— Work required —
Type every record exactly as it appears.

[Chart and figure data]
-=-=-

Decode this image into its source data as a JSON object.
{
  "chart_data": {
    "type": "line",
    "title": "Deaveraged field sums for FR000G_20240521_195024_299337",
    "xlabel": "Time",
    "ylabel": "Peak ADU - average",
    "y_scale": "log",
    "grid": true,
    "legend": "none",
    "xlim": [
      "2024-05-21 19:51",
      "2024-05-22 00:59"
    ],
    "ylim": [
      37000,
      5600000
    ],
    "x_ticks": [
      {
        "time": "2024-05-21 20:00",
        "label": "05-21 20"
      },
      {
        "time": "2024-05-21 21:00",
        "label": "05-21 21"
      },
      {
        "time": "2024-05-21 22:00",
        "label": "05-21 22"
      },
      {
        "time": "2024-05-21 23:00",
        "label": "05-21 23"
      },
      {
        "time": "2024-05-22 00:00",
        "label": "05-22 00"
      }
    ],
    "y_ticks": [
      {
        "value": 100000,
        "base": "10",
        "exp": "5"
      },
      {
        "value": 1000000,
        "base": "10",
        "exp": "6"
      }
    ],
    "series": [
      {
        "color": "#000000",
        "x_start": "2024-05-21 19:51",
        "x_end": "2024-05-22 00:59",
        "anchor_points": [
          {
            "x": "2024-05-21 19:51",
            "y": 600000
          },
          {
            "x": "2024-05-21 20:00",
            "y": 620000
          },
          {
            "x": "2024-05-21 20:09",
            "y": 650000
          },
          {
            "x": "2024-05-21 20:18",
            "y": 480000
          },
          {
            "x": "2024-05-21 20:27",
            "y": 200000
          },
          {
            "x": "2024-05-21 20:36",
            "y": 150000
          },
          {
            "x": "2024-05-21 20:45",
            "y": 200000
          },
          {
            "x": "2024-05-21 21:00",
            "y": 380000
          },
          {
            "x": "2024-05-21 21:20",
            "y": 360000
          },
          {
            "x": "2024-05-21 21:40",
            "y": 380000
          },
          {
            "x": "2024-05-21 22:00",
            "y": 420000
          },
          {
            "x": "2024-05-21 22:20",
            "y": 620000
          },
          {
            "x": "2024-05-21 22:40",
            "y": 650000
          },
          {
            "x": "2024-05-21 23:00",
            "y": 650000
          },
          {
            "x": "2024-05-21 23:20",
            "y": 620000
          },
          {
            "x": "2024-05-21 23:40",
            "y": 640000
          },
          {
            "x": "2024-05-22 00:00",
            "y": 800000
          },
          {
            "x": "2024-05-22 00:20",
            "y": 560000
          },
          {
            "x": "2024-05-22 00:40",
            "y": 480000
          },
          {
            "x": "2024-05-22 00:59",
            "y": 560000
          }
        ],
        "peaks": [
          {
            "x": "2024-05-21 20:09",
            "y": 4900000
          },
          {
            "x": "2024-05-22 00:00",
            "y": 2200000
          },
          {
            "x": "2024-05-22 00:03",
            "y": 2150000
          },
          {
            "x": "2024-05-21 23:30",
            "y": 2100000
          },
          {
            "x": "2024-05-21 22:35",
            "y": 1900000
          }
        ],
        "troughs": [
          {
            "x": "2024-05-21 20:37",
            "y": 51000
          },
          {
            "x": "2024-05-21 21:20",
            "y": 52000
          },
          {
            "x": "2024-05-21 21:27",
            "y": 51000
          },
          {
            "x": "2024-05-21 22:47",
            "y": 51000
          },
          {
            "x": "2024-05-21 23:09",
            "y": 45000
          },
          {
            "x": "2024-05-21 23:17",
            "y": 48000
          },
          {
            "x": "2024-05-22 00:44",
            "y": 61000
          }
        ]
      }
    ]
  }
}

-=-=-

— Answer to this exercise —
Decode this image into its source data as a JSON object.
{
  "chart_data": {
    "type": "line",
    "title": "Deaveraged field sums for FR000G_20240521_195024_299337",
    "xlabel": "Time",
    "ylabel": "Peak ADU - average",
    "y_scale": "log",
    "grid": true,
    "legend": "none",
    "xlim": [
      "2024-05-21 19:51",
      "2024-05-22 00:59"
    ],
    "ylim": [
      37000,
      5600000
    ],
    "x_ticks": [
      {
        "time": "2024-05-21 20:00",
        "label": "05-21 20"
      },
      {
        "time": "2024-05-21 21:00",
        "label": "05-21 21"
      },
      {
        "time": "2024-05-21 22:00",
        "label": "05-21 22"
      },
      {
        "time": "2024-05-21 23:00",
        "label": "05-21 23"
      },
      {
        "time": "2024-05-22 00:00",
        "label": "05-22 00"
      }
    ],
    "y_ticks": [
      {
        "value": 100000,
        "base": "10",
        "exp": "5"
      },
      {
        "value": 1000000,
        "base": "10",
        "exp": "6"
      }
    ],
    "series": [
      {
        "color": "#000000",
        "x_start": "2024-05-21 19:51",
        "x_end": "2024-05-22 00:59",
        "anchor_points": [
          {
            "x": "2024-05-21 19:51",
            "y": 600000
          },
          {
            "x": "2024-05-21 20:00",
            "y": 620000
          },
          {
            "x": "2024-05-21 20:09",
            "y": 650000
          },
          {
            "x": "2024-05-21 20:18",
            "y": 480000
          },
          {
            "x": "2024-05-21 20:27",
            "y": 200000
          },
          {
            "x": "2024-05-21 20:36",
            "y": 150000
          },
          {
            "x": "2024-05-21 20:45",
            "y": 200000
          },
          {
            "x": "2024-05-21 21:00",
            "y": 380000
          },
          {
            "x": "2024-05-21 21:20",
            "y": 360000
          },
          {
            "x": "2024-05-21 21:40",
            "y": 380000
          },
          {
            "x": "2024-05-21 22:00",
            "y": 420000
          },
          {
            "x": "2024-05-21 22:20",
            "y": 620000
          },
          {
            "x": "2024-05-21 22:40",
            "y": 650000
          },
          {
            "x": "2024-05-21 23:00",
            "y": 650000
          },
          {
            "x": "2024-05-21 23:20",
            "y": 620000
          },
          {
            "x": "2024-05-21 23:40",
            "y": 640000
          },
          {
            "x": "2024-05-22 00:00",
            "y": 800000
          },
          {
            "x": "2024-05-22 00:20",
            "y": 560000
          },
          {
            "x": "2024-05-22 00:40",
            "y": 480000
          },
          {
            "x": "2024-05-22 00:59",
            "y": 560000
          }
        ],
        "peaks": [
          {
            "x": "2024-05-21 20:09",
            "y": 4900000
          },
          {
            "x": "2024-05-22 00:00",
            "y": 2200000
          },
          {
            "x": "2024-05-22 00:03",
            "y": 2150000
          },
          {
            "x": "2024-05-21 23:30",
            "y": 2100000
          },
          {
            "x": "2024-05-21 22:35",
            "y": 1900000
          }
        ],
        "troughs": [
          {
            "x": "2024-05-21 20:37",
            "y": 51000
          },
          {
            "x": "2024-05-21 21:20",
            "y": 52000
          },
          {
            "x": "2024-05-21 21:27",
            "y": 51000
          },
          {
            "x": "2024-05-21 22:47",
            "y": 51000
          },
          {
            "x": "2024-05-21 23:09",
            "y": 45000
          },
          {
            "x": "2024-05-21 23:17",
            "y": 48000
          },
          {
            "x": "2024-05-22 00:44",
            "y": 61000
          }
        ]
      }
    ]
  }
}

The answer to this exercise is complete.